# Listed records start

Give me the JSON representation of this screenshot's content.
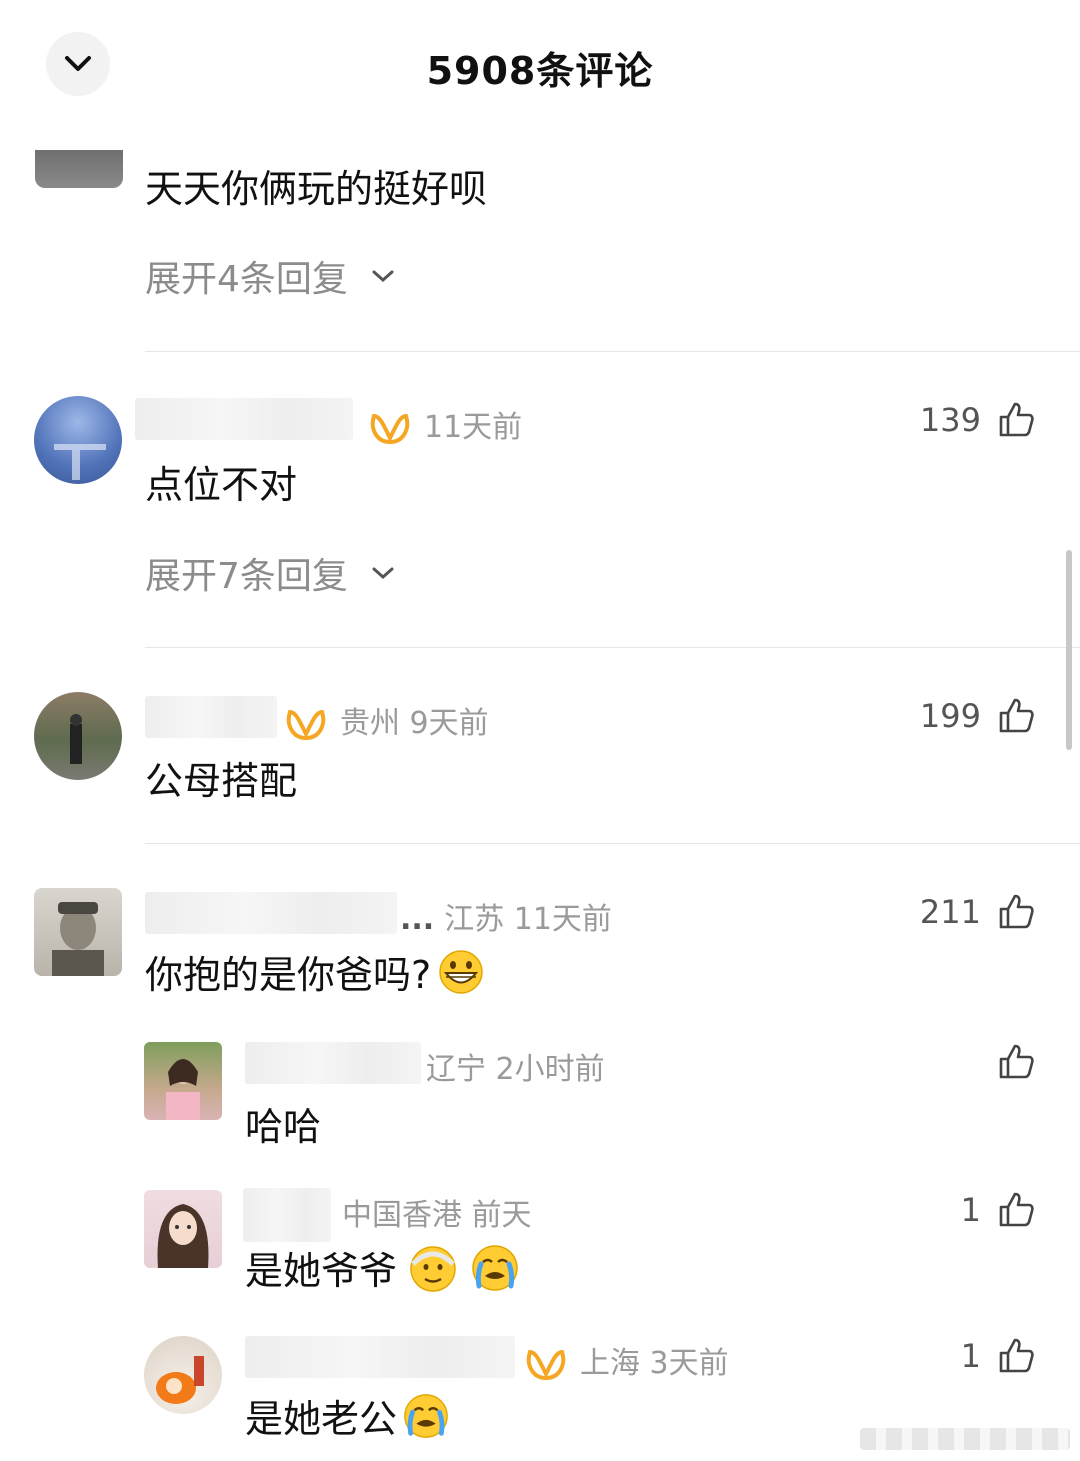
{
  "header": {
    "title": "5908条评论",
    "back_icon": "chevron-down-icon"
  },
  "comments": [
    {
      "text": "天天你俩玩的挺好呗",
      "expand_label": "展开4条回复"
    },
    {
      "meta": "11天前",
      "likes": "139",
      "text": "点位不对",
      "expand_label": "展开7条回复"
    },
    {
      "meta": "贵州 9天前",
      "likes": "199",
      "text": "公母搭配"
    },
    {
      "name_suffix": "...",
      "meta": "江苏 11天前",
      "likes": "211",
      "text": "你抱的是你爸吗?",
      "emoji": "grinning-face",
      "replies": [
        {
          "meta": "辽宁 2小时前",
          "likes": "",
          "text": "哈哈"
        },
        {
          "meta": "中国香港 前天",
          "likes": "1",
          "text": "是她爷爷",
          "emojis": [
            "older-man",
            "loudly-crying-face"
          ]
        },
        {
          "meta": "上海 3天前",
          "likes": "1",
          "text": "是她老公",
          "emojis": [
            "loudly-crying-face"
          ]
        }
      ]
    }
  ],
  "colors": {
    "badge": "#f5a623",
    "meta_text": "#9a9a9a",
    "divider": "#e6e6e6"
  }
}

# Listed records end

▶ **Written problem**: Write out the entries above verbatim; the pictures do not belong in your copy.

▶ **Exercise solution**:
Give me the JSON representation of this screenshot's content.
{
  "header": {
    "title": "5908条评论",
    "back_icon": "chevron-down-icon"
  },
  "comments": [
    {
      "text": "天天你俩玩的挺好呗",
      "expand_label": "展开4条回复"
    },
    {
      "meta": "11天前",
      "likes": "139",
      "text": "点位不对",
      "expand_label": "展开7条回复"
    },
    {
      "meta": "贵州 9天前",
      "likes": "199",
      "text": "公母搭配"
    },
    {
      "name_suffix": "...",
      "meta": "江苏 11天前",
      "likes": "211",
      "text": "你抱的是你爸吗?",
      "emoji": "grinning-face",
      "replies": [
        {
          "meta": "辽宁 2小时前",
          "likes": "",
          "text": "哈哈"
        },
        {
          "meta": "中国香港 前天",
          "likes": "1",
          "text": "是她爷爷",
          "emojis": [
            "older-man",
            "loudly-crying-face"
          ]
        },
        {
          "meta": "上海 3天前",
          "likes": "1",
          "text": "是她老公",
          "emojis": [
            "loudly-crying-face"
          ]
        }
      ]
    }
  ],
  "colors": {
    "badge": "#f5a623",
    "meta_text": "#9a9a9a",
    "divider": "#e6e6e6"
  }
}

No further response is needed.